● Dataset items
·····
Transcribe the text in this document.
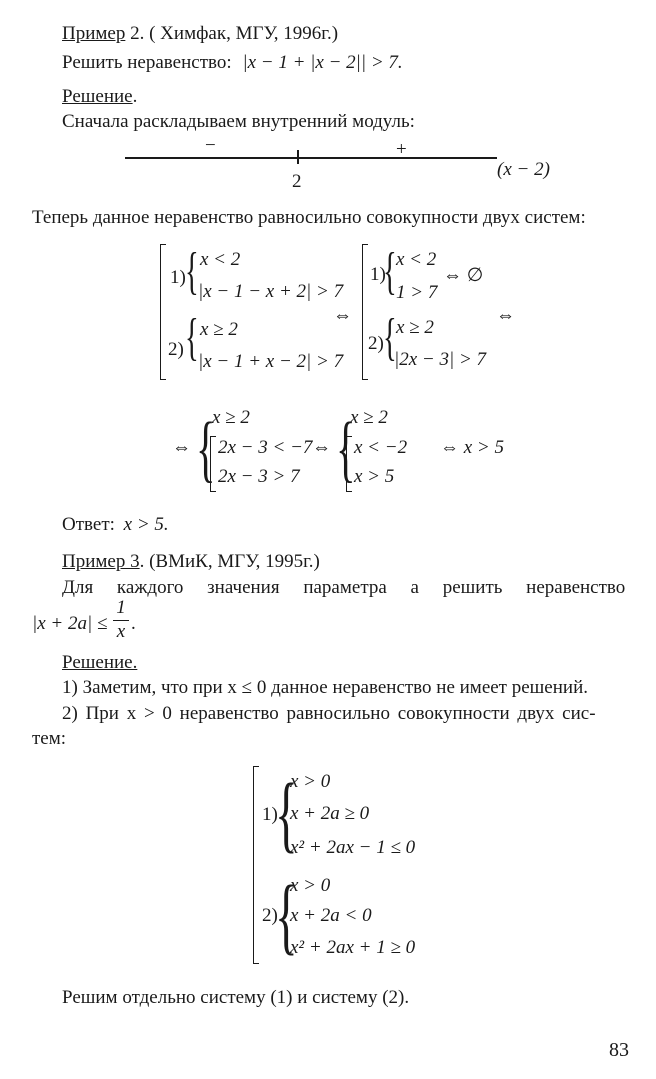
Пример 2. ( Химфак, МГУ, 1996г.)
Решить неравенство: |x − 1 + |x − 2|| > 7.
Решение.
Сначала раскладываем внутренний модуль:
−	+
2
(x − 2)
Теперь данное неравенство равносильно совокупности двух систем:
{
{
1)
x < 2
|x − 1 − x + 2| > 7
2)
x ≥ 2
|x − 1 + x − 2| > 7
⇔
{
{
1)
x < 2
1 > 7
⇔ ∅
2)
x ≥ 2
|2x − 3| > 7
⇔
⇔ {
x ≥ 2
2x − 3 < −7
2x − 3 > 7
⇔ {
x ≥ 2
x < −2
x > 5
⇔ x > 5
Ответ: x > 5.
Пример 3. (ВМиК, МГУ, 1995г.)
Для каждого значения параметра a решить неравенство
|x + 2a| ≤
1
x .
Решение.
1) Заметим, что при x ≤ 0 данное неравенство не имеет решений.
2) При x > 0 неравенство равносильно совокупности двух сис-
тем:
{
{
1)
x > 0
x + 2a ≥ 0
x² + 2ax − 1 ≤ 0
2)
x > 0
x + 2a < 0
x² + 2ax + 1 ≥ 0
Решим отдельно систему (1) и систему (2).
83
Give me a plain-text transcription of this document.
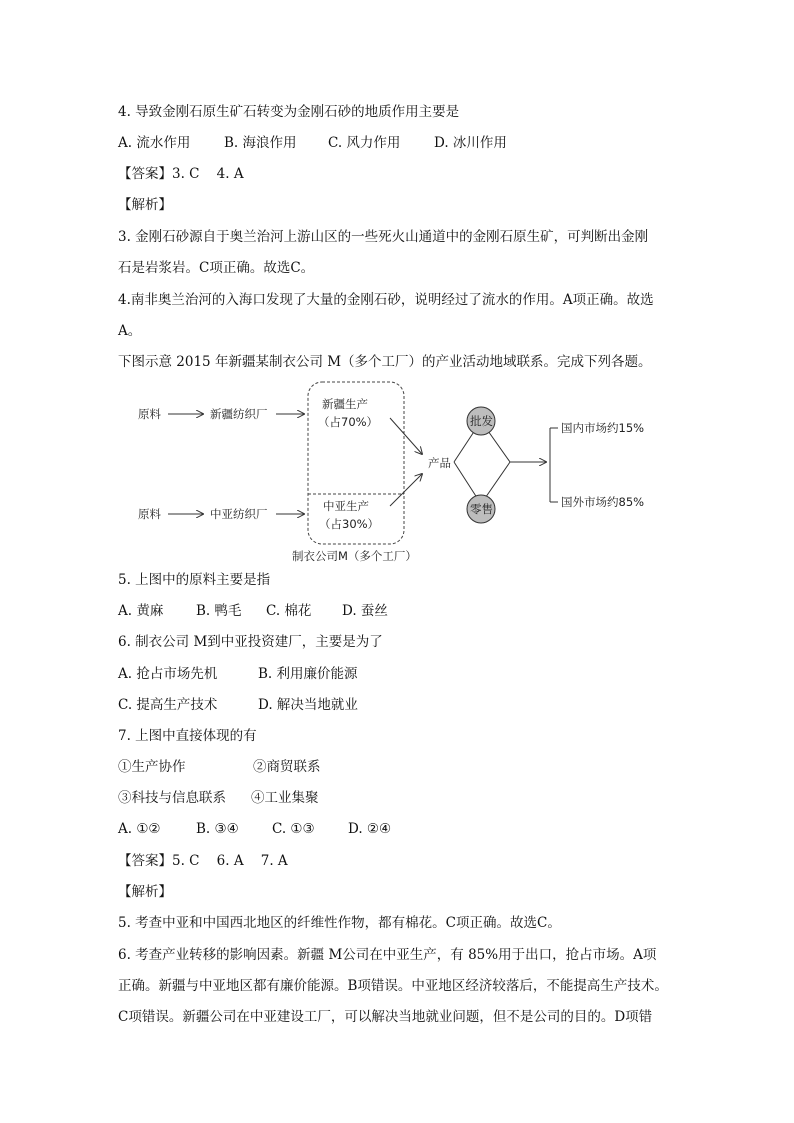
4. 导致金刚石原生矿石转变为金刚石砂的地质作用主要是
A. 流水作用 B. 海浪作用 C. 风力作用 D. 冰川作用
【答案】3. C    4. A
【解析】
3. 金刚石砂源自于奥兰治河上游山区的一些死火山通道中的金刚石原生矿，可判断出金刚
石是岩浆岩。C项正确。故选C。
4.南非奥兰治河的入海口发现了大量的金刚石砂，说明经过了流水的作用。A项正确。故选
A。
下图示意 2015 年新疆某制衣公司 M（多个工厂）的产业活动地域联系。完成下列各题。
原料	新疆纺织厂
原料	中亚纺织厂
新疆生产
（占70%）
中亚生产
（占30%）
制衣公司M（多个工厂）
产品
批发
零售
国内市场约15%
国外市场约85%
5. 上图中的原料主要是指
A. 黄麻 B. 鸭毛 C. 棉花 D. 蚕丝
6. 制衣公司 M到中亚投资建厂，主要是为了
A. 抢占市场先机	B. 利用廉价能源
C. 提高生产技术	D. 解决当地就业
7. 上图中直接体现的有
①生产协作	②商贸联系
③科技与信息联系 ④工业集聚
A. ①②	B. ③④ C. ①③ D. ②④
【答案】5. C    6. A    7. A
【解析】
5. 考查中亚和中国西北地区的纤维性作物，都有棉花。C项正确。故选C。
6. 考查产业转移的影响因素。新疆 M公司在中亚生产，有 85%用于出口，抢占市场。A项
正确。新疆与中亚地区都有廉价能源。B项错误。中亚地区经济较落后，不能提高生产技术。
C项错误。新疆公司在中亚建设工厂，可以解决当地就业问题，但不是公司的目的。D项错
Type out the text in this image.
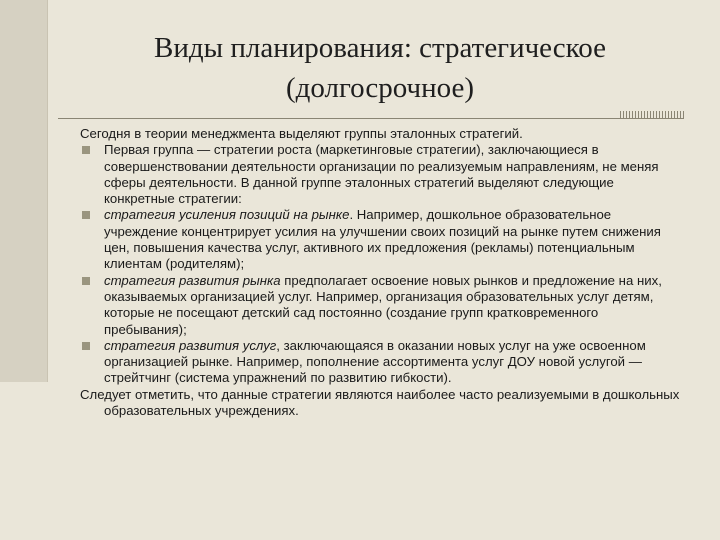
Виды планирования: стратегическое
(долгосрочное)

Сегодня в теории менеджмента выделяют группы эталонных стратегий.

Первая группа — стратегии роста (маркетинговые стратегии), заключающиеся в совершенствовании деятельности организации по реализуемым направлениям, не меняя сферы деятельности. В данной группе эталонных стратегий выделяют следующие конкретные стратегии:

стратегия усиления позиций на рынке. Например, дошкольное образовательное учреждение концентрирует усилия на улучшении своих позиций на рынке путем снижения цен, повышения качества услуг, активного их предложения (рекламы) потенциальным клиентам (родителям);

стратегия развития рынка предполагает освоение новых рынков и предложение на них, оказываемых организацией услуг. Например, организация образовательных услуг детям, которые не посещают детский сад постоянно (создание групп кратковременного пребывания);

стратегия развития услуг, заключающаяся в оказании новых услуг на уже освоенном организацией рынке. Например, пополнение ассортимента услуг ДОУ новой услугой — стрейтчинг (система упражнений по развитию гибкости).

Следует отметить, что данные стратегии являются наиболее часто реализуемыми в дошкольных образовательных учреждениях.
·····
● The request
Find all the lines containing "образовательных" in the material, then copy them.

● The output
стратегия развития рынка предполагает освоение новых рынков и предложение на них, оказываемых организацией услуг. Например, организация образовательных услуг детям, которые не посещают детский сад постоянно (создание групп кратковременного пребывания);
Следует отметить, что данные стратегии являются наиболее часто реализуемыми в дошкольных образовательных учреждениях.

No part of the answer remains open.